- **GIVEN INSTRUCTION**: Below are the records; collect from them each line containing the string "天下第一巷".

- **INPUT**:
==*==
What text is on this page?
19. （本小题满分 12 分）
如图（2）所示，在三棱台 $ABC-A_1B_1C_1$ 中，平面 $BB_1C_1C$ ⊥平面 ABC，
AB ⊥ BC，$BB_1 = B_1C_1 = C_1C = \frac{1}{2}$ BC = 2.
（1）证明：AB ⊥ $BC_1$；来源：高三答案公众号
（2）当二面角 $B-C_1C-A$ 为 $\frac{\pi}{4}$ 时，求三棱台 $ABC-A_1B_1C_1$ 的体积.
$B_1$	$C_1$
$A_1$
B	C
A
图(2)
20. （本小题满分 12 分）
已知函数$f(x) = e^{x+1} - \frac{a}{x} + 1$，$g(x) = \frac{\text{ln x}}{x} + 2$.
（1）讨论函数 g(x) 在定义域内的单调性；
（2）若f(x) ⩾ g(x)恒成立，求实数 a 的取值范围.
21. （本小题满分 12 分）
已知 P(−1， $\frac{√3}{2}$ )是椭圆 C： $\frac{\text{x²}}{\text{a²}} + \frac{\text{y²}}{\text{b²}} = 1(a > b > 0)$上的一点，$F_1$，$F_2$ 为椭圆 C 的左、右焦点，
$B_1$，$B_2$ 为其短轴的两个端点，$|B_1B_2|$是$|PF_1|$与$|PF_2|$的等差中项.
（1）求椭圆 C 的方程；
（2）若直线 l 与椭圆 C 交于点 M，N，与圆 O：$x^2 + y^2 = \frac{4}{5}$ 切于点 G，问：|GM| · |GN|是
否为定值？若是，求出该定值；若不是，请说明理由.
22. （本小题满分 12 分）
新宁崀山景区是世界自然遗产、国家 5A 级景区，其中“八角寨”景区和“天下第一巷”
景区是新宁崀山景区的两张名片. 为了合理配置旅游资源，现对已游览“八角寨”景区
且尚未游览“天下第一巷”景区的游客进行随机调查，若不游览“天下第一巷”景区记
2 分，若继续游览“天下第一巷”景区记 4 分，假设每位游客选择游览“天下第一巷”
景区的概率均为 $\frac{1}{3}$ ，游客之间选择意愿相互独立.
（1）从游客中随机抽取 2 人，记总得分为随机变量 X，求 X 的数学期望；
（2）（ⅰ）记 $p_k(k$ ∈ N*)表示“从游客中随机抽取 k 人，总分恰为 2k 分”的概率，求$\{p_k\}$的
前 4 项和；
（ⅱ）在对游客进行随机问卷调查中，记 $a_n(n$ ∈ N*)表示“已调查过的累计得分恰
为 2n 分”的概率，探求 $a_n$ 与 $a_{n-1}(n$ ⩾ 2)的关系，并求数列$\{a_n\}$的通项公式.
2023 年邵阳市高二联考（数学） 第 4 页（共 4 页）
==*==
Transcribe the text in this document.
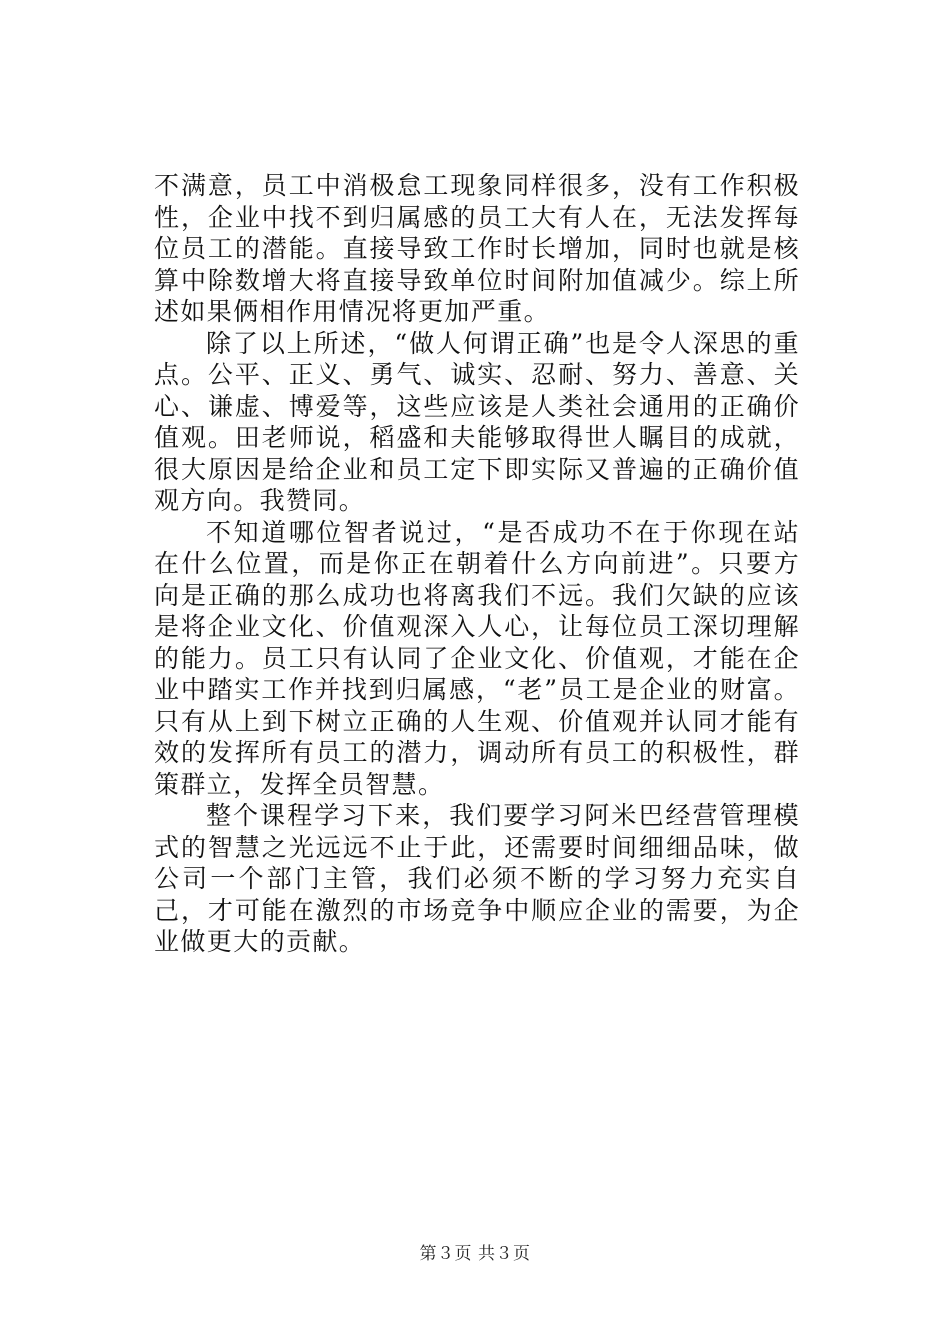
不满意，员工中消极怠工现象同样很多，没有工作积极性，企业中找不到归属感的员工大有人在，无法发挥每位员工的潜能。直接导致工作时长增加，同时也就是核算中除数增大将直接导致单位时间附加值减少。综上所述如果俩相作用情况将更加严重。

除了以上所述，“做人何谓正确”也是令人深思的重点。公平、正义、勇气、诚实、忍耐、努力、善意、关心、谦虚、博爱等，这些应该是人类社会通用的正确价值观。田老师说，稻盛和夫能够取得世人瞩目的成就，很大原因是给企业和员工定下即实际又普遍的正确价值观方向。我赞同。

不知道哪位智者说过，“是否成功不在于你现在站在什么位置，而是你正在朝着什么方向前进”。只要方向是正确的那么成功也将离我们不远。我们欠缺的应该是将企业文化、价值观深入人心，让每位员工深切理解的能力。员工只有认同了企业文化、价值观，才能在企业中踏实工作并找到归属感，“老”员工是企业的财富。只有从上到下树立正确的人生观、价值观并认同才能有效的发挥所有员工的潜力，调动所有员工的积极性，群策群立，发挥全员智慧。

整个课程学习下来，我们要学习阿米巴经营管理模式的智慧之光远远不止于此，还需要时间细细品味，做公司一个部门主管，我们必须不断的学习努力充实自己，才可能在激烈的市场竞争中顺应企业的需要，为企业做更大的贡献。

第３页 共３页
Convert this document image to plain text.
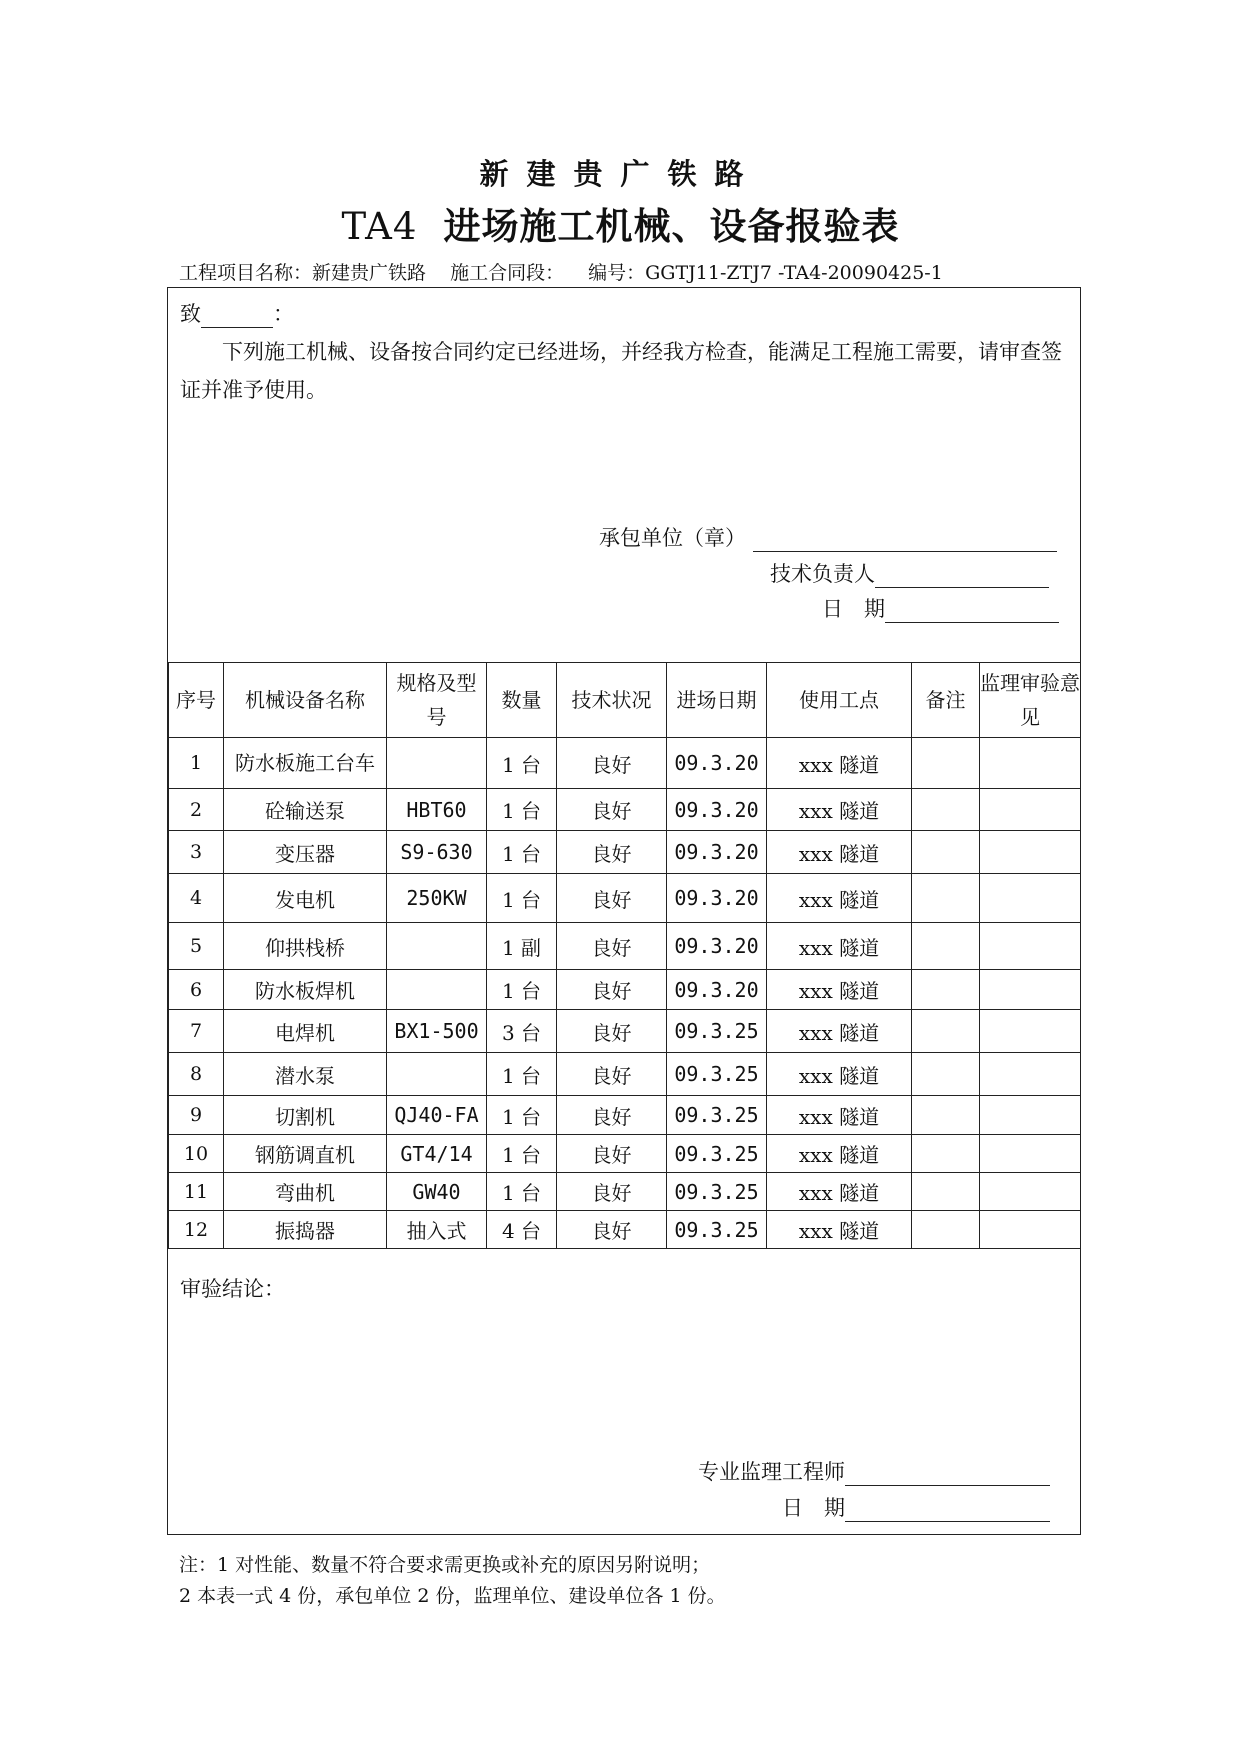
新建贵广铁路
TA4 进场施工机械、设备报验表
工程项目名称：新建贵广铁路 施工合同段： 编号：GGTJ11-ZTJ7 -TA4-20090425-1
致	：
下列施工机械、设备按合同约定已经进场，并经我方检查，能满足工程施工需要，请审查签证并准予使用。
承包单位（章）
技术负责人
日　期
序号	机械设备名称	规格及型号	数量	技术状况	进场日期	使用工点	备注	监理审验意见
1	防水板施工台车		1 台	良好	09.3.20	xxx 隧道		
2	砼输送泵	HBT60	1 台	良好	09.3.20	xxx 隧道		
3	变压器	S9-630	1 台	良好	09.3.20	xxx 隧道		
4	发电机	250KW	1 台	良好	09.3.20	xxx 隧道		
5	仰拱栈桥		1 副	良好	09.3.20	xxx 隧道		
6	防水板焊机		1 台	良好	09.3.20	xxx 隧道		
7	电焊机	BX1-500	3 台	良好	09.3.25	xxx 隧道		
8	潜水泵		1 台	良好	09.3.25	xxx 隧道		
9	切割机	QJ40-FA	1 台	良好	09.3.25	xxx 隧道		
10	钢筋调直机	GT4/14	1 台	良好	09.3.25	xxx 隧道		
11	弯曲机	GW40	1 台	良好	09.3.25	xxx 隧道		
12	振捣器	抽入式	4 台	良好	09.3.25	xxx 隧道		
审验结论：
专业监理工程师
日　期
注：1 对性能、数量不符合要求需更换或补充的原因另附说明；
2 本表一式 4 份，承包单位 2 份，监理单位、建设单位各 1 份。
==*==
- **TASK SOLUTION**:
新宁崀山景区是世界自然遗产、国家 5A 级景区，其中“八角寨”景区和“天下第一巷”
且尚未游览“天下第一巷”景区的游客进行随机调查，若不游览“天下第一巷”景区记
2 分，若继续游览“天下第一巷”景区记 4 分，假设每位游客选择游览“天下第一巷”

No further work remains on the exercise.